**AIM OF THE TASK:**
Locate every line in the records below that contains the word "Debt", and copy each one.

──────────────────────────────

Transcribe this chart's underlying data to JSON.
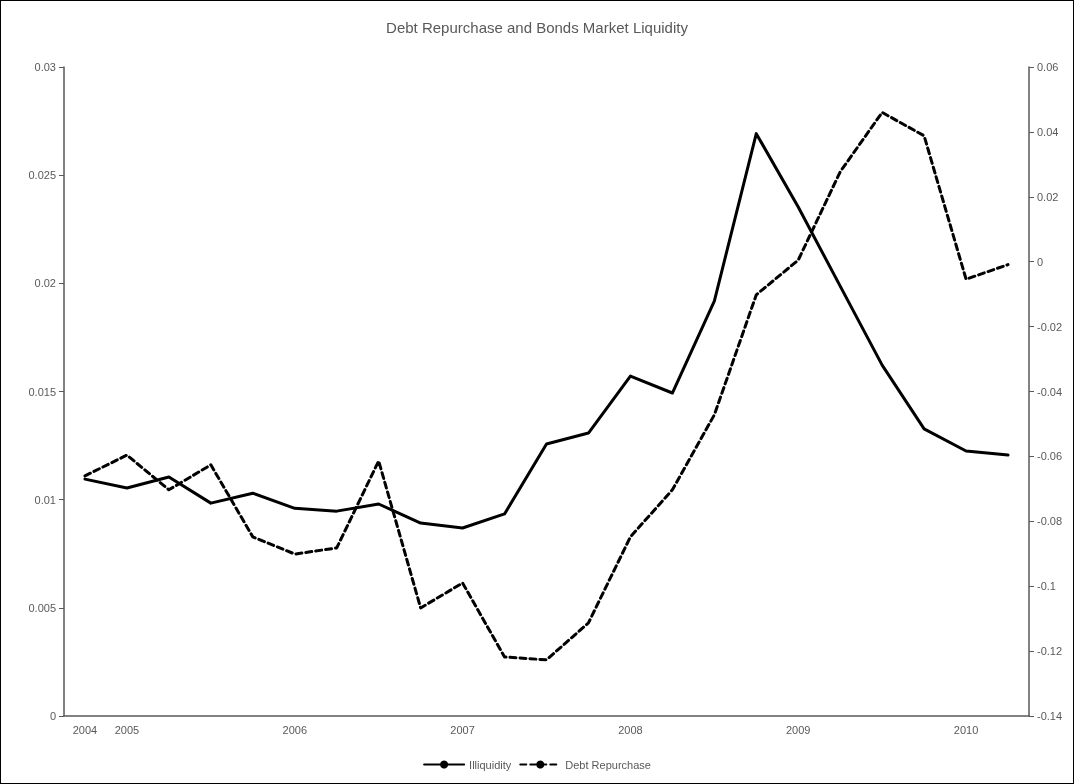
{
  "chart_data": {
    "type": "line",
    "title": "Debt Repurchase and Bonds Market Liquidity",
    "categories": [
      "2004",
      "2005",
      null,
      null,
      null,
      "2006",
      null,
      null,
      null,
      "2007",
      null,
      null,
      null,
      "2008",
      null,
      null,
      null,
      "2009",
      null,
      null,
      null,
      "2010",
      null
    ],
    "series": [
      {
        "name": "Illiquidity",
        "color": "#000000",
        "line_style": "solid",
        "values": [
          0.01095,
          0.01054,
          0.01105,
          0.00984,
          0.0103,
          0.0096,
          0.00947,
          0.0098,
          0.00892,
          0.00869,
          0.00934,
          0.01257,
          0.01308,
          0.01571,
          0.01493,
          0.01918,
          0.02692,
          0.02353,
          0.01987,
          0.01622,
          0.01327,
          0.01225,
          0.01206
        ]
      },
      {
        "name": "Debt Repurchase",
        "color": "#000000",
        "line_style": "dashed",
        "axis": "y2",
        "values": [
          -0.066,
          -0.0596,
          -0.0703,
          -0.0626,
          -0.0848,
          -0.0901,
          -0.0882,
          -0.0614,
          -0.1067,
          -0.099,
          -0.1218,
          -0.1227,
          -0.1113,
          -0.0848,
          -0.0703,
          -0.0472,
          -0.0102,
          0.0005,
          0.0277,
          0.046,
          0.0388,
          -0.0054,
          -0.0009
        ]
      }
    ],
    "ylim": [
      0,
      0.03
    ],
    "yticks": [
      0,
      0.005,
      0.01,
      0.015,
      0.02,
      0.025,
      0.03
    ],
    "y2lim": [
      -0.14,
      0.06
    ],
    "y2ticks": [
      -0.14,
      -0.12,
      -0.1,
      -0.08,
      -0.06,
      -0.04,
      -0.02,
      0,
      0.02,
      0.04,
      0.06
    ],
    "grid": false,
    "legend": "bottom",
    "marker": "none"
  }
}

──────────────────────────────

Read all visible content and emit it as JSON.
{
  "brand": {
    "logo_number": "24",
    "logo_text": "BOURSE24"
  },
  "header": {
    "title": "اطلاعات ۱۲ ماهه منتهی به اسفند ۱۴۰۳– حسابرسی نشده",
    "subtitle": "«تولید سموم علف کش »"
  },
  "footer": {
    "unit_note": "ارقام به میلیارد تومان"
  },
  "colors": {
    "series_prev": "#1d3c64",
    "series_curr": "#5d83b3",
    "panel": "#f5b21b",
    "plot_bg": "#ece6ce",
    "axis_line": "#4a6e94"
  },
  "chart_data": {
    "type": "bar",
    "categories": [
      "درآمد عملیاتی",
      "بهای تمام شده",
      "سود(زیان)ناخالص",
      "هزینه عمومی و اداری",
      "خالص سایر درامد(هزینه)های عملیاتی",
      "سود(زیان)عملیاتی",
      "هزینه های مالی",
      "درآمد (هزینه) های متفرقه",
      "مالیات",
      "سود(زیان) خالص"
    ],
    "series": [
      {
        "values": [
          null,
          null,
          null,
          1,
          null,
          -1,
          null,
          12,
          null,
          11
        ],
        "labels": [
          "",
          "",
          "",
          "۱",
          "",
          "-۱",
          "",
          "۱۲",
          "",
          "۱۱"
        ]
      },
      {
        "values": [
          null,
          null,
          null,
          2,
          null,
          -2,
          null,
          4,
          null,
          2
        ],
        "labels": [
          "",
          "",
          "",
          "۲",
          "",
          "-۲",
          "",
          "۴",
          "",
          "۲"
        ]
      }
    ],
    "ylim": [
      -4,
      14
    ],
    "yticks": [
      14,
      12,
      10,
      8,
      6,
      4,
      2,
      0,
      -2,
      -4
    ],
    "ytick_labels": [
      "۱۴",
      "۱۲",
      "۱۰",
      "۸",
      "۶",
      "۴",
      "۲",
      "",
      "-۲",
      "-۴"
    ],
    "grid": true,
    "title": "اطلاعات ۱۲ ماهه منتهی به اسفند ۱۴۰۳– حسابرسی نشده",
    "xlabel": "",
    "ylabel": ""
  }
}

──────────────────────────────

**THE ANSWER:**
    "title": "Debt Repurchase and Bonds Market Liquidity",
        "name": "Debt Repurchase",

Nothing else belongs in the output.